* **What the task requires**
Go through the lines below and copy each one that holds the string "Market".

* **Records provided**
↓

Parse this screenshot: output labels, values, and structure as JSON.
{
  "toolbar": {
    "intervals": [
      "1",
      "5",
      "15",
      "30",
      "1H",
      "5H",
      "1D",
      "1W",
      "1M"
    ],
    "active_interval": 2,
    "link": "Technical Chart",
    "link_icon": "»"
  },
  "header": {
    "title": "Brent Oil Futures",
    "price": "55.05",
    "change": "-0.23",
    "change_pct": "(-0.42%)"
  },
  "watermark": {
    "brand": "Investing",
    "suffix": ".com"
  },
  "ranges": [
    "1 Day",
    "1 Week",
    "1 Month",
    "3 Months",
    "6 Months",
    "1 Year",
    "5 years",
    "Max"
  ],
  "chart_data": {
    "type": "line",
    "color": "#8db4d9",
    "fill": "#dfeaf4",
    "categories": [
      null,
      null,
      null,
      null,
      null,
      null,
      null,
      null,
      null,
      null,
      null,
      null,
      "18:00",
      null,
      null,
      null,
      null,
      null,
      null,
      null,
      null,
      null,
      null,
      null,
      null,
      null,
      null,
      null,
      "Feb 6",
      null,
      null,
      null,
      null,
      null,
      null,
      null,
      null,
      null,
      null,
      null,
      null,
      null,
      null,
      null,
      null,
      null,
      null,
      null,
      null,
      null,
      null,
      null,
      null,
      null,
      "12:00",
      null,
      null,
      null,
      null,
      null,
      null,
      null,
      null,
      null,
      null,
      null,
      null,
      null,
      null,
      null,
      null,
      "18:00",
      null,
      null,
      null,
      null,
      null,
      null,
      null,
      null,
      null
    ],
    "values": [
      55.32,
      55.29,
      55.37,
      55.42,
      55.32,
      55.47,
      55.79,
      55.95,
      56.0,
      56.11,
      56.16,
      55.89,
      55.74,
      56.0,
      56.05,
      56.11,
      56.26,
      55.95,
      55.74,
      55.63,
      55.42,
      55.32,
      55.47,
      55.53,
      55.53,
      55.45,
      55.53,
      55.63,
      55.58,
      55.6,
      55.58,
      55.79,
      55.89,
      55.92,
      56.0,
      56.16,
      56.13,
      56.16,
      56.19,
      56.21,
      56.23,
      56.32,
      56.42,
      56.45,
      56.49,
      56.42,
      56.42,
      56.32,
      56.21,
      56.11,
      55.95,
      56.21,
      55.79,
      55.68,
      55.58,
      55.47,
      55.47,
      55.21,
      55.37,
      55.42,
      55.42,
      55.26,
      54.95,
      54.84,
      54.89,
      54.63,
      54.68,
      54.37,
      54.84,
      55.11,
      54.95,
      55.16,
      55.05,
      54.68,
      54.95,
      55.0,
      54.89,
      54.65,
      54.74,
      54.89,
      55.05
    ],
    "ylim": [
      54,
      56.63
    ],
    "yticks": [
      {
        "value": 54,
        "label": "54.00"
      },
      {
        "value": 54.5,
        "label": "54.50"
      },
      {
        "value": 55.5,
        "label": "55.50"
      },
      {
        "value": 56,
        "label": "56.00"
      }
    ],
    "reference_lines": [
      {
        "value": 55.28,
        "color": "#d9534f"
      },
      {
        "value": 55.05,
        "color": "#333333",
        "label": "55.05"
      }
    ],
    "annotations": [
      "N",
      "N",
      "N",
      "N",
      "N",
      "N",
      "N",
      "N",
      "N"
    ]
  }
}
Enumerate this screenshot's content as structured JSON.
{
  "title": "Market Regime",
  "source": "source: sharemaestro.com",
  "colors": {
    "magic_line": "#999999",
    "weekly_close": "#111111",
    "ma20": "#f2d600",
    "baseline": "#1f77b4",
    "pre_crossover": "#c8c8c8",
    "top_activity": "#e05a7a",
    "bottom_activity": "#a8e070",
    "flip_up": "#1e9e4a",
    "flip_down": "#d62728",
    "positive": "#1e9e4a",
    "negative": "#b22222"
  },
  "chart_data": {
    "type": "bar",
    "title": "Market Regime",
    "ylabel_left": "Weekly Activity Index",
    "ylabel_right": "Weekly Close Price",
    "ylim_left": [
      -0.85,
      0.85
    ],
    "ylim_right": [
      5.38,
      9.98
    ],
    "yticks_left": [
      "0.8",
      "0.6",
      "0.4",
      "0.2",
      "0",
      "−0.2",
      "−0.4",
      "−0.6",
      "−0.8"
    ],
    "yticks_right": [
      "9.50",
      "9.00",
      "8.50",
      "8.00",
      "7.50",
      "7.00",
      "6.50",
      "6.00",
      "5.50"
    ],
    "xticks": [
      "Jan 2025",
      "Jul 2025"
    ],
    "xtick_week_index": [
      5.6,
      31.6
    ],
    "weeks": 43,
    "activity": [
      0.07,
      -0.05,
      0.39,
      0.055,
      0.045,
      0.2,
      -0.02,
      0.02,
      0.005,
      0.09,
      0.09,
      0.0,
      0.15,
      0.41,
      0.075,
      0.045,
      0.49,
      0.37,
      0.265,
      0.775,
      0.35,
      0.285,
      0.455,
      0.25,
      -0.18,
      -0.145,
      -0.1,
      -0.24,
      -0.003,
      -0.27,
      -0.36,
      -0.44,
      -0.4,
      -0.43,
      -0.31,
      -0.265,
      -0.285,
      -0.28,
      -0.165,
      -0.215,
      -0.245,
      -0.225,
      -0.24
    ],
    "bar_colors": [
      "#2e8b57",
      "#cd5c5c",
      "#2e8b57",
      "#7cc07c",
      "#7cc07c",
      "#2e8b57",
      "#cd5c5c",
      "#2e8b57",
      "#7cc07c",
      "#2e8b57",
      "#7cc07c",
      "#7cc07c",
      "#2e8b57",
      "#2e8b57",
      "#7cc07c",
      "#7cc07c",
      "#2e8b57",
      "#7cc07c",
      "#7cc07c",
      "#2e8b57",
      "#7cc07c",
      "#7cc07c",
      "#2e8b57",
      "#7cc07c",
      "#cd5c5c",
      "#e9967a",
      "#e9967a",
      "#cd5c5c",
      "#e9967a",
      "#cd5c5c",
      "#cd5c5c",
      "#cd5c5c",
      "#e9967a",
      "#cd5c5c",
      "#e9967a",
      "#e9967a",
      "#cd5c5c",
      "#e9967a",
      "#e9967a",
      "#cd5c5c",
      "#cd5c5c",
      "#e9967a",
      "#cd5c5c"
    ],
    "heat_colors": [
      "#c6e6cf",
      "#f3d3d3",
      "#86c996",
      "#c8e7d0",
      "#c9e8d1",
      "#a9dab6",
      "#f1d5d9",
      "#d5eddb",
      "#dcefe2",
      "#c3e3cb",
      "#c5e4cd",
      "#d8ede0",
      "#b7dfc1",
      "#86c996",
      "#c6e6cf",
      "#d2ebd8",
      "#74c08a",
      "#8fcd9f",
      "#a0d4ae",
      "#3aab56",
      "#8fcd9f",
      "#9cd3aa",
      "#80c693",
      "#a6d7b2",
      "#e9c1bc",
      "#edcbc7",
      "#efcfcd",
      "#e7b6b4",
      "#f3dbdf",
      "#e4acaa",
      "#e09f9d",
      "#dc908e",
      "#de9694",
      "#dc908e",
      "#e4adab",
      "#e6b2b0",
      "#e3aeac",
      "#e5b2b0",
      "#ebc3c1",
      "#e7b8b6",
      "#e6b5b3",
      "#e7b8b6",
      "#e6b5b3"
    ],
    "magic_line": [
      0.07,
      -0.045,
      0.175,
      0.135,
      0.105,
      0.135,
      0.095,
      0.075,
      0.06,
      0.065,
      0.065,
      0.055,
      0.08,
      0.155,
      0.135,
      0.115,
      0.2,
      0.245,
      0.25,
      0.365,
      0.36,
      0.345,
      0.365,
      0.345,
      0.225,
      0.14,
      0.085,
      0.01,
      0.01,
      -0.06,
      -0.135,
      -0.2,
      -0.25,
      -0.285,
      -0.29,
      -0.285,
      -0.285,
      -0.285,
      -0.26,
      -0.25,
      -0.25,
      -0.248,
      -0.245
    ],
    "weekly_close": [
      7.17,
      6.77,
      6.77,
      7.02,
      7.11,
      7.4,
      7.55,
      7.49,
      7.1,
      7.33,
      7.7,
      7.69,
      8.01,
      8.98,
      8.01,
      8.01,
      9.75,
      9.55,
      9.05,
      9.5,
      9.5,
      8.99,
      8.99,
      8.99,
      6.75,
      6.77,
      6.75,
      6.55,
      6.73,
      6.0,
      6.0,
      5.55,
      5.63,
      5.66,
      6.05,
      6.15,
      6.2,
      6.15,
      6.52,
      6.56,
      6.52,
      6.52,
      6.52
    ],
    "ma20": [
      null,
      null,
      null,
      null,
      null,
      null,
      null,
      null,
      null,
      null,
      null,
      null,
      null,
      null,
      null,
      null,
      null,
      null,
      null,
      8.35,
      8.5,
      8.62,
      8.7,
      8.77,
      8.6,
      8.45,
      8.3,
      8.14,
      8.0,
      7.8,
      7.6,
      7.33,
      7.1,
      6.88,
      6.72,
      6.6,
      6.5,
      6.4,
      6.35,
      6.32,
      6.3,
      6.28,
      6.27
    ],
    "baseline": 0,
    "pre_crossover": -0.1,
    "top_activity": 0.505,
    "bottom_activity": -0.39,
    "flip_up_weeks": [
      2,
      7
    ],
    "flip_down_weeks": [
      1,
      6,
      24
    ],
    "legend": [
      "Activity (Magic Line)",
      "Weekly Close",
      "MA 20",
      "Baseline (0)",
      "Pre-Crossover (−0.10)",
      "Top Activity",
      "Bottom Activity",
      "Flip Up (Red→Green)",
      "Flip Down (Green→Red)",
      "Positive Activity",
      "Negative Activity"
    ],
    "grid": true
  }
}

↑

* **Problem solution**
  "title": "Market Regime",
    "title": "Market Regime",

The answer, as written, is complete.